The task: Copy all of the records below verbatim.

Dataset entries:
====
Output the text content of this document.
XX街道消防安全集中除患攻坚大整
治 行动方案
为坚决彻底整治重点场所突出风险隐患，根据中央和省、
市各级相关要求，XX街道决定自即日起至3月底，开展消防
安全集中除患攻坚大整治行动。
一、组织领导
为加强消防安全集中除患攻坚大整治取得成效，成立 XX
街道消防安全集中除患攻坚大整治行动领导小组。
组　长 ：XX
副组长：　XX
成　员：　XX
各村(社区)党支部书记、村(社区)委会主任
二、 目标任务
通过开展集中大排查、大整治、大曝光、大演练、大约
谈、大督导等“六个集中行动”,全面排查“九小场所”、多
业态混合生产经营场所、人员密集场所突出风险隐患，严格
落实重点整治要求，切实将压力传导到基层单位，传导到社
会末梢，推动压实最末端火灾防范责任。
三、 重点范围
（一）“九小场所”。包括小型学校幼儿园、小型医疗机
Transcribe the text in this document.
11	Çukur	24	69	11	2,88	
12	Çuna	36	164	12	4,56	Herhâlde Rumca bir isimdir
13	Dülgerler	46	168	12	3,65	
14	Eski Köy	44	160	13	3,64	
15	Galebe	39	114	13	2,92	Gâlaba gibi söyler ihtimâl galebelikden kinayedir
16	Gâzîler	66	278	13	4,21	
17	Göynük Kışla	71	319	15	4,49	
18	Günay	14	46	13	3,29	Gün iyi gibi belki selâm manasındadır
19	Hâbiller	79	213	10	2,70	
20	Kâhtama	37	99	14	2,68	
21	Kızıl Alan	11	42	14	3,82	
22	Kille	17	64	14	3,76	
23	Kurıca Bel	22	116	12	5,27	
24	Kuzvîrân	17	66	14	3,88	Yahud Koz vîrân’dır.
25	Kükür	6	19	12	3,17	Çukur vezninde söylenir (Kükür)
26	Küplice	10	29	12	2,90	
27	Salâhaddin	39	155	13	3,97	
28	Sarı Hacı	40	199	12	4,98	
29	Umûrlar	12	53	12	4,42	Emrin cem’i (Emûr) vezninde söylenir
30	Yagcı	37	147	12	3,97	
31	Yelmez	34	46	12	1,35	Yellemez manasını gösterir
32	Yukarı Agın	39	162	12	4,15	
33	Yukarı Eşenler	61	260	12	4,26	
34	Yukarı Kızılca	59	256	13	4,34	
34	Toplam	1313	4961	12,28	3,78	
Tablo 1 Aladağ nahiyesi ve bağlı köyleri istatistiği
====
Written solution:
Output the text content of this document.
XX街道消防安全集中除患攻坚大整
治 行动方案
为坚决彻底整治重点场所突出风险隐患，根据中央和省、
市各级相关要求，XX街道决定自即日起至3月底，开展消防
安全集中除患攻坚大整治行动。
一、组织领导
为加强消防安全集中除患攻坚大整治取得成效，成立 XX
街道消防安全集中除患攻坚大整治行动领导小组。
组　长 ：XX
副组长：　XX
成　员：　XX
各村(社区)党支部书记、村(社区)委会主任
二、 目标任务
通过开展集中大排查、大整治、大曝光、大演练、大约
谈、大督导等“六个集中行动”,全面排查“九小场所”、多
业态混合生产经营场所、人员密集场所突出风险隐患，严格
落实重点整治要求，切实将压力传导到基层单位，传导到社
会末梢，推动压实最末端火灾防范责任。
三、 重点范围
（一）“九小场所”。包括小型学校幼儿园、小型医疗机
Transcribe the text in this document.
11	Çukur	24	69	11	2,88	
12	Çuna	36	164	12	4,56	Herhâlde Rumca bir isimdir
13	Dülgerler	46	168	12	3,65	
14	Eski Köy	44	160	13	3,64	
15	Galebe	39	114	13	2,92	Gâlaba gibi söyler ihtimâl galebelikden kinayedir
16	Gâzîler	66	278	13	4,21	
17	Göynük Kışla	71	319	15	4,49	
18	Günay	14	46	13	3,29	Gün iyi gibi belki selâm manasındadır
19	Hâbiller	79	213	10	2,70	
20	Kâhtama	37	99	14	2,68	
21	Kızıl Alan	11	42	14	3,82	
22	Kille	17	64	14	3,76	
23	Kurıca Bel	22	116	12	5,27	
24	Kuzvîrân	17	66	14	3,88	Yahud Koz vîrân’dır.
25	Kükür	6	19	12	3,17	Çukur vezninde söylenir (Kükür)
26	Küplice	10	29	12	2,90	
27	Salâhaddin	39	155	13	3,97	
28	Sarı Hacı	40	199	12	4,98	
29	Umûrlar	12	53	12	4,42	Emrin cem’i (Emûr) vezninde söylenir
30	Yagcı	37	147	12	3,97	
31	Yelmez	34	46	12	1,35	Yellemez manasını gösterir
32	Yukarı Agın	39	162	12	4,15	
33	Yukarı Eşenler	61	260	12	4,26	
34	Yukarı Kızılca	59	256	13	4,34	
34	Toplam	1313	4961	12,28	3,78	
Tablo 1 Aladağ nahiyesi ve bağlı köyleri istatistiği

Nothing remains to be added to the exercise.